* [Dataset extract]
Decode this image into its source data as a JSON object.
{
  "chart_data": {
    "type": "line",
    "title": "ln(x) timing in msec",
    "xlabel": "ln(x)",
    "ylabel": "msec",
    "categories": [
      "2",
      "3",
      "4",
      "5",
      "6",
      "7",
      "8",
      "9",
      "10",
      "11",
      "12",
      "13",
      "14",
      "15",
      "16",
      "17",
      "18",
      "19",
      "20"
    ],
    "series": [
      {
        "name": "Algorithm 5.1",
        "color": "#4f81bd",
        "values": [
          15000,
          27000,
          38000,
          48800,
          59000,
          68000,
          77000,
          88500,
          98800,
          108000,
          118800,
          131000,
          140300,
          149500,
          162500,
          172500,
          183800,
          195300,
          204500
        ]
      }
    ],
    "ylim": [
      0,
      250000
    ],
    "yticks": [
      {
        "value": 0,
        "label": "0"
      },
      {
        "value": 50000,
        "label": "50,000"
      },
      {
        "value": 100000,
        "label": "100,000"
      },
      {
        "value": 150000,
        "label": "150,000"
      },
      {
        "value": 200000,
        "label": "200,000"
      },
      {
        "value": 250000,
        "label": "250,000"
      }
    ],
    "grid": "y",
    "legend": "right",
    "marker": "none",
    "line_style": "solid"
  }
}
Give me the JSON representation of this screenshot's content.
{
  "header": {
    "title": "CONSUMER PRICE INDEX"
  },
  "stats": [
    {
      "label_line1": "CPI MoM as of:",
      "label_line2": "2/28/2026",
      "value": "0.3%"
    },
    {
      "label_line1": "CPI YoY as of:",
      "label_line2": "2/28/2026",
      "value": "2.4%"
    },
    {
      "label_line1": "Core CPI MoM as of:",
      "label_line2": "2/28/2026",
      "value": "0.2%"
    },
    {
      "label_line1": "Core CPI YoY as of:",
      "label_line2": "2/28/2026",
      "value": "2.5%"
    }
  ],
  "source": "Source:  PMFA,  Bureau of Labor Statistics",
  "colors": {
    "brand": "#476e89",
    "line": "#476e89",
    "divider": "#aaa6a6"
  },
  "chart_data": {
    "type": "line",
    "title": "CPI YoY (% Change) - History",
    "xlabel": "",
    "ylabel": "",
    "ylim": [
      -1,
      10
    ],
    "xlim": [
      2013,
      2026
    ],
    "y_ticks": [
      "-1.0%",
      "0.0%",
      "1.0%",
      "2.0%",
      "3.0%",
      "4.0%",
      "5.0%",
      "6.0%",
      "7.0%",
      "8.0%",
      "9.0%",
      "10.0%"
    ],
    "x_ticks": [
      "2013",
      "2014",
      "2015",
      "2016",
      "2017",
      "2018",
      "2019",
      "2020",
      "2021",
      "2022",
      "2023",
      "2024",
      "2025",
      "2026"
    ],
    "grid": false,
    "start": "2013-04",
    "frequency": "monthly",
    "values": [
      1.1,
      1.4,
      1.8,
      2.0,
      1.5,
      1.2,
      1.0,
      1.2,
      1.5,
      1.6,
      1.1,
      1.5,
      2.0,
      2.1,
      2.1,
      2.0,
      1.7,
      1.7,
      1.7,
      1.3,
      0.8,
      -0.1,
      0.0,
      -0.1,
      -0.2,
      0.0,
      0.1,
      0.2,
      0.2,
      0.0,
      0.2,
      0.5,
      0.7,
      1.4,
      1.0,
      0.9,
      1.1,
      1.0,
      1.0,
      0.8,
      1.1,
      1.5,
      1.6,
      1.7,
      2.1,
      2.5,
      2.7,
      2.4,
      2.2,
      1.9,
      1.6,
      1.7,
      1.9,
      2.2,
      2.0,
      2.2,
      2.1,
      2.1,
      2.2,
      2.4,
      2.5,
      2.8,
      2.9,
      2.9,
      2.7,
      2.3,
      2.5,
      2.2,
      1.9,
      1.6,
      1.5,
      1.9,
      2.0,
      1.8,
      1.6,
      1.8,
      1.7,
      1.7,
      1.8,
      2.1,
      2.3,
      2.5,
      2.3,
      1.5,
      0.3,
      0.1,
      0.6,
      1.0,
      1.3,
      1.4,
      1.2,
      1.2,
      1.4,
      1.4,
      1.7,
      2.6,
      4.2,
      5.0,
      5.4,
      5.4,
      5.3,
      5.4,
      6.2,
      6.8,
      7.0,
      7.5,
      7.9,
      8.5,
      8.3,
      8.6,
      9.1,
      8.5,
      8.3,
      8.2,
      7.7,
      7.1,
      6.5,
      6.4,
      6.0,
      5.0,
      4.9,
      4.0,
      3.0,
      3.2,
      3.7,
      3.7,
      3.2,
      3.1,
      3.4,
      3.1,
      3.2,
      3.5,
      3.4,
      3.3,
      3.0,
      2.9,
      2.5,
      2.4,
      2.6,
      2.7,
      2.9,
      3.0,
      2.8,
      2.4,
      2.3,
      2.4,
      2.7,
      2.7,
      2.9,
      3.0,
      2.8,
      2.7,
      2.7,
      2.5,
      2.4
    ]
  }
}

* [Task instructions]
Quote the whole listing above, leaving nothing out.

* [Exercise result]
Decode this image into its source data as a JSON object.
{
  "chart_data": {
    "type": "line",
    "title": "ln(x) timing in msec",
    "xlabel": "ln(x)",
    "ylabel": "msec",
    "categories": [
      "2",
      "3",
      "4",
      "5",
      "6",
      "7",
      "8",
      "9",
      "10",
      "11",
      "12",
      "13",
      "14",
      "15",
      "16",
      "17",
      "18",
      "19",
      "20"
    ],
    "series": [
      {
        "name": "Algorithm 5.1",
        "color": "#4f81bd",
        "values": [
          15000,
          27000,
          38000,
          48800,
          59000,
          68000,
          77000,
          88500,
          98800,
          108000,
          118800,
          131000,
          140300,
          149500,
          162500,
          172500,
          183800,
          195300,
          204500
        ]
      }
    ],
    "ylim": [
      0,
      250000
    ],
    "yticks": [
      {
        "value": 0,
        "label": "0"
      },
      {
        "value": 50000,
        "label": "50,000"
      },
      {
        "value": 100000,
        "label": "100,000"
      },
      {
        "value": 150000,
        "label": "150,000"
      },
      {
        "value": 200000,
        "label": "200,000"
      },
      {
        "value": 250000,
        "label": "250,000"
      }
    ],
    "grid": "y",
    "legend": "right",
    "marker": "none",
    "line_style": "solid"
  }
}
Give me the JSON representation of this screenshot's content.
{
  "header": {
    "title": "CONSUMER PRICE INDEX"
  },
  "stats": [
    {
      "label_line1": "CPI MoM as of:",
      "label_line2": "2/28/2026",
      "value": "0.3%"
    },
    {
      "label_line1": "CPI YoY as of:",
      "label_line2": "2/28/2026",
      "value": "2.4%"
    },
    {
      "label_line1": "Core CPI MoM as of:",
      "label_line2": "2/28/2026",
      "value": "0.2%"
    },
    {
      "label_line1": "Core CPI YoY as of:",
      "label_line2": "2/28/2026",
      "value": "2.5%"
    }
  ],
  "source": "Source:  PMFA,  Bureau of Labor Statistics",
  "colors": {
    "brand": "#476e89",
    "line": "#476e89",
    "divider": "#aaa6a6"
  },
  "chart_data": {
    "type": "line",
    "title": "CPI YoY (% Change) - History",
    "xlabel": "",
    "ylabel": "",
    "ylim": [
      -1,
      10
    ],
    "xlim": [
      2013,
      2026
    ],
    "y_ticks": [
      "-1.0%",
      "0.0%",
      "1.0%",
      "2.0%",
      "3.0%",
      "4.0%",
      "5.0%",
      "6.0%",
      "7.0%",
      "8.0%",
      "9.0%",
      "10.0%"
    ],
    "x_ticks": [
      "2013",
      "2014",
      "2015",
      "2016",
      "2017",
      "2018",
      "2019",
      "2020",
      "2021",
      "2022",
      "2023",
      "2024",
      "2025",
      "2026"
    ],
    "grid": false,
    "start": "2013-04",
    "frequency": "monthly",
    "values": [
      1.1,
      1.4,
      1.8,
      2.0,
      1.5,
      1.2,
      1.0,
      1.2,
      1.5,
      1.6,
      1.1,
      1.5,
      2.0,
      2.1,
      2.1,
      2.0,
      1.7,
      1.7,
      1.7,
      1.3,
      0.8,
      -0.1,
      0.0,
      -0.1,
      -0.2,
      0.0,
      0.1,
      0.2,
      0.2,
      0.0,
      0.2,
      0.5,
      0.7,
      1.4,
      1.0,
      0.9,
      1.1,
      1.0,
      1.0,
      0.8,
      1.1,
      1.5,
      1.6,
      1.7,
      2.1,
      2.5,
      2.7,
      2.4,
      2.2,
      1.9,
      1.6,
      1.7,
      1.9,
      2.2,
      2.0,
      2.2,
      2.1,
      2.1,
      2.2,
      2.4,
      2.5,
      2.8,
      2.9,
      2.9,
      2.7,
      2.3,
      2.5,
      2.2,
      1.9,
      1.6,
      1.5,
      1.9,
      2.0,
      1.8,
      1.6,
      1.8,
      1.7,
      1.7,
      1.8,
      2.1,
      2.3,
      2.5,
      2.3,
      1.5,
      0.3,
      0.1,
      0.6,
      1.0,
      1.3,
      1.4,
      1.2,
      1.2,
      1.4,
      1.4,
      1.7,
      2.6,
      4.2,
      5.0,
      5.4,
      5.4,
      5.3,
      5.4,
      6.2,
      6.8,
      7.0,
      7.5,
      7.9,
      8.5,
      8.3,
      8.6,
      9.1,
      8.5,
      8.3,
      8.2,
      7.7,
      7.1,
      6.5,
      6.4,
      6.0,
      5.0,
      4.9,
      4.0,
      3.0,
      3.2,
      3.7,
      3.7,
      3.2,
      3.1,
      3.4,
      3.1,
      3.2,
      3.5,
      3.4,
      3.3,
      3.0,
      2.9,
      2.5,
      2.4,
      2.6,
      2.7,
      2.9,
      3.0,
      2.8,
      2.4,
      2.3,
      2.4,
      2.7,
      2.7,
      2.9,
      3.0,
      2.8,
      2.7,
      2.7,
      2.5,
      2.4
    ]
  }
}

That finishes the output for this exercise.